**EXERCISE SET**
**1.** Which individuals besides Goodhart does the text about Goodhart's career name by full name?
**2.** Can you carry the account of Goodhart's career forward from its final sentence?

**EXTRACTED TEXT**
◇ ◇ ◇

While attending a conference held by the Reserve Bank of Australia in 1975, Goodhart wrote in his footnotes "whenever a government seeks to rely on a previously observed statistical regularity for control purposes, that regularity will collapse". This quote became known as Goodhart's law; it is commonly expressed as: "When a measure becomes a target, it ceases to be a good measure". In 1979, Goodhart jointly wrote a paper, which was published in the Bank of England's Quarterly Bulletin. It advised the new Thatcher government against implementing monetary base control. In the early 1980s, Goodhart joined the home finance division of the Bank of England, under John Fforde. In 1980, he was promoted to Senior Adviser at the Bank of England and stayed at this role until 1985. Following the events of Black Saturday, Goodhart travelled to Hong Kong to assist in implementing a currency board system that was linked to the United States dollar. This system helped solve the Hong Kong monetary crisis. Goodhart served on the Hong Kong Exchange Fund Advisory Council (an advisory board for the Hong Kong Monetary Authority) from 1983 to 1997).

=== London School of Economics (1986–2002) ===
Following Goodhart's departure from the Bank of England, he re-joined the London School of Economics as the Norman Sosnow Professor of Banking and Finance. He co-founded the Financial Markets Group alongside Mervyn King, in 1986. In late 1987, he gave his first lecture, "The foreign exchange market: a random walk with a dragging anchor", which was reprinted later in Economica. During this period (1988–1995), his work focused on foreign exchange markets, specifically analysing the efficient-market hypothesis. To help with this research, Goodhart (with the help of Reuters) built his own data series. He then collaborated with Swiss firm Olsen and Associates to lead conferences about the importance of high speed data analysis and collection. His results from his work were published in his book The Foreign Exchange Market: Empirical Studies With High-Frequency Data. Questions he asked Neil Shephard around 1991 encouraged the latter to work on problems in financial econometrics.

◇ ◇ ◇

**Structured page parsing data**
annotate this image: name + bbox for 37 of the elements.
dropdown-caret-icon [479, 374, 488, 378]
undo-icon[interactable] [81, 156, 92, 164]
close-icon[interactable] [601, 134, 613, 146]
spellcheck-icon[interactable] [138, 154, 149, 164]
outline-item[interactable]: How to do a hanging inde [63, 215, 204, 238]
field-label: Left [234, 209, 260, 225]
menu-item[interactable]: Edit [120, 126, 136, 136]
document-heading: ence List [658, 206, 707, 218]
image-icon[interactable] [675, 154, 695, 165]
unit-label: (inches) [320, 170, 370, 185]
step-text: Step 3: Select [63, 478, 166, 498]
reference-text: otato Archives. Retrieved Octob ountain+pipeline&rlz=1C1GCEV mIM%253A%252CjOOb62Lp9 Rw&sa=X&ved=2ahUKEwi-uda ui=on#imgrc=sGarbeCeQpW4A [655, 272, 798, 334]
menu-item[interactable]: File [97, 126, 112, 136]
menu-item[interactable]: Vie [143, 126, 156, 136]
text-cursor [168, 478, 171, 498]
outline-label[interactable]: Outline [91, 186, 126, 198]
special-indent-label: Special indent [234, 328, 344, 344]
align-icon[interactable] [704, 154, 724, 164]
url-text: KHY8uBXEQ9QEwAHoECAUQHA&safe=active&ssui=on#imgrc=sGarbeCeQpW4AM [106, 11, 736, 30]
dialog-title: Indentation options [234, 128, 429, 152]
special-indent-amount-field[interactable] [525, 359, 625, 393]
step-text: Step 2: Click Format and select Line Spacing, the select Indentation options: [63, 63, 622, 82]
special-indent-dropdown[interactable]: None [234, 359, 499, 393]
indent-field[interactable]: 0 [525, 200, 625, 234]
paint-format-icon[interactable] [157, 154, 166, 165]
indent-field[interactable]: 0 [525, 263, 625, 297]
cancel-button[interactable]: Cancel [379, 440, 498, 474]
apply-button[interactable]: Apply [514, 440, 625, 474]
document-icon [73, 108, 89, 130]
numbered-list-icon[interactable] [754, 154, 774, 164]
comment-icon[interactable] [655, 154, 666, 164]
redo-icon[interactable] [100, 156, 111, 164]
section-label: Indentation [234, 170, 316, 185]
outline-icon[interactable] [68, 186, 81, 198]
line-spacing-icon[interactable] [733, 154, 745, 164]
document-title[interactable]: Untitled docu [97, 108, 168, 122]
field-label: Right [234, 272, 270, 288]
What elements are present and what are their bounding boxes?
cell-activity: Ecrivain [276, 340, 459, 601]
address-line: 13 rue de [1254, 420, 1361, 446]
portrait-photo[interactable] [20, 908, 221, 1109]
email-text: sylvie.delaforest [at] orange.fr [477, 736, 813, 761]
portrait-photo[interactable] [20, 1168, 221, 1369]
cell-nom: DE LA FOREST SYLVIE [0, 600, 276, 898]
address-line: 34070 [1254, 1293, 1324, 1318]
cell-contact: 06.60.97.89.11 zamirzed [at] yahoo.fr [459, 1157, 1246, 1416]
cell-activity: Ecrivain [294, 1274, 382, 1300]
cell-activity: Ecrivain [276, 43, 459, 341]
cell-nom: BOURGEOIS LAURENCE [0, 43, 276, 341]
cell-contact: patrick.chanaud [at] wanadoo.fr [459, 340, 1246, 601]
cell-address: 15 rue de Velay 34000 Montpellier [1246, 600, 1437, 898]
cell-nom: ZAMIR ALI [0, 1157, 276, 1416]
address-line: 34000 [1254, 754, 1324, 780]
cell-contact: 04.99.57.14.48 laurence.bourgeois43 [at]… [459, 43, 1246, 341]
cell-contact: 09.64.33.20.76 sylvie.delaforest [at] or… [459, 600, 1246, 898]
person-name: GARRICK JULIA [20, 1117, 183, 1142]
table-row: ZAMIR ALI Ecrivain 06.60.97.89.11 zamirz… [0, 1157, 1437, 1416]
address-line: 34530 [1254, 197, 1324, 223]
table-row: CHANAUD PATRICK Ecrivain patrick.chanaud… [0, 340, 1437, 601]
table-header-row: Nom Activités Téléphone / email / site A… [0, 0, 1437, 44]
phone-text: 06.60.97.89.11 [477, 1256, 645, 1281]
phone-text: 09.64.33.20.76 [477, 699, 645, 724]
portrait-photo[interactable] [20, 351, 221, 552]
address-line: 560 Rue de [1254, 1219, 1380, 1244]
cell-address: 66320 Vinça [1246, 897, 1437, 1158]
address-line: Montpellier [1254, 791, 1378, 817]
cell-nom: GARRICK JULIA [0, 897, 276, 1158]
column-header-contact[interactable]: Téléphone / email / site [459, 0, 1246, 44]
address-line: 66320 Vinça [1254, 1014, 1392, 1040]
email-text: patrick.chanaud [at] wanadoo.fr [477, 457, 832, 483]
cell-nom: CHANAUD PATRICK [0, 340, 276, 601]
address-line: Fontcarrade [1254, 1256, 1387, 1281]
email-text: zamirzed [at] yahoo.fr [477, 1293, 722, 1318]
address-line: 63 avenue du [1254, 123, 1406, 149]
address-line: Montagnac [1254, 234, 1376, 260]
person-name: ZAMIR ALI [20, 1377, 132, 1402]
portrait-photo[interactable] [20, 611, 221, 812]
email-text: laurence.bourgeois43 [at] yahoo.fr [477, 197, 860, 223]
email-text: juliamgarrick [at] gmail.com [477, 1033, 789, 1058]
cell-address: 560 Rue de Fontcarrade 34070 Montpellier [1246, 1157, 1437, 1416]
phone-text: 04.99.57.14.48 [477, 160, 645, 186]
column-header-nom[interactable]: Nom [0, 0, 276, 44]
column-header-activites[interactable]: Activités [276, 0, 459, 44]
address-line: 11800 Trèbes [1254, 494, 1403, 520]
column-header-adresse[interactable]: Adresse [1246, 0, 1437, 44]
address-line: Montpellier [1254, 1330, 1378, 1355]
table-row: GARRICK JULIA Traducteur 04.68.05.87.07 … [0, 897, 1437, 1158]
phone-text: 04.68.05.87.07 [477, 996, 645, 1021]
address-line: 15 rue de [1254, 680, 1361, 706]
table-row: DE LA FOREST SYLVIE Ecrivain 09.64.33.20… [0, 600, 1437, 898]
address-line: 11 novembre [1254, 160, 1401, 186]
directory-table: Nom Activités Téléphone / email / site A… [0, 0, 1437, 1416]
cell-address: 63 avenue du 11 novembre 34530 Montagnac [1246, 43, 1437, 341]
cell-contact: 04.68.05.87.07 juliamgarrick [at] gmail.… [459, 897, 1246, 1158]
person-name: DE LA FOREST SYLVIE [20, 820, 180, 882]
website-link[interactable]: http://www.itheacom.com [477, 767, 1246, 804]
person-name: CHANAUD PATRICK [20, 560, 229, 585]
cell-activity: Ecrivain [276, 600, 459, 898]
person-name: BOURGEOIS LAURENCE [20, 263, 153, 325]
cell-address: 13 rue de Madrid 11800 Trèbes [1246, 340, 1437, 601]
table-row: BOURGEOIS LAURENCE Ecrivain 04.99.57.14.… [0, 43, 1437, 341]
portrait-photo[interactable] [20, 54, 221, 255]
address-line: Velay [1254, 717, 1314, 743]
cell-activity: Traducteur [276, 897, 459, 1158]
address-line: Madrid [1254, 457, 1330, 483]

◇ ◇ ◇

**ANSWERS GIVEN**
**1.** John Fforde, Mervyn King, Neil Shephard

**2.**
Goodhart helped advise and publicly supported the Reserve Bank of New Zealand Act (RBNZ) 1989, which permitted the Reserve Bank of New Zealand to vary interest rates to help meet agreed inflation targets. In 1990, Goodhart was elected as a Fellow of the British Academy. In 1997, he was appointed a CBE for services to monetary economics. From late 1997 to May 2000, he was a member of the Monetary Policy Committee.

He retired from the London School of Economics in 2002 at which point he was appointed Emeritus Professor of Banking and Finance. Following his retirement, Goodhart continued to write academic articles and books. He assisted in the British Parliament's review of approaches to monetary policy in 2007. Four years prior to the 2008 financial crisis, Goodhart identified how the global economy was financially unstable in his Per Jacobsson lecture "Some New Directions for Financial Stability?". In the years after the 2008 financial crisis, much of his work has focused on fixing regulation to provide financial stability for the economy, specifically providing reforms that "diminish the extent and volatility of the credit and leverage cycles". In an article included as part of the South African Reserve Bank Conference, Goodhart assessed the actions taken to provide global financial stability and concluded: "proposed reforms are incomplete and/or partially misdirected". In 2015, Goodhart critiqued the Warsh Review of the Bank of England's policy on monetary process.

He was also an economic consultant at Morgan Stanley from 2009 until 2016, when he retired at the age of 80. At the 2021 Central Banking Awards, Goodhart was awarded the Central Banking Lifetime Achievement Award for his work on monetary frameworks, risk management and foreign exchange markets as well as his involvement in the Hong Kong peg, the independence of the Royal Bank of New Zealand and the creation of Goodhart's law.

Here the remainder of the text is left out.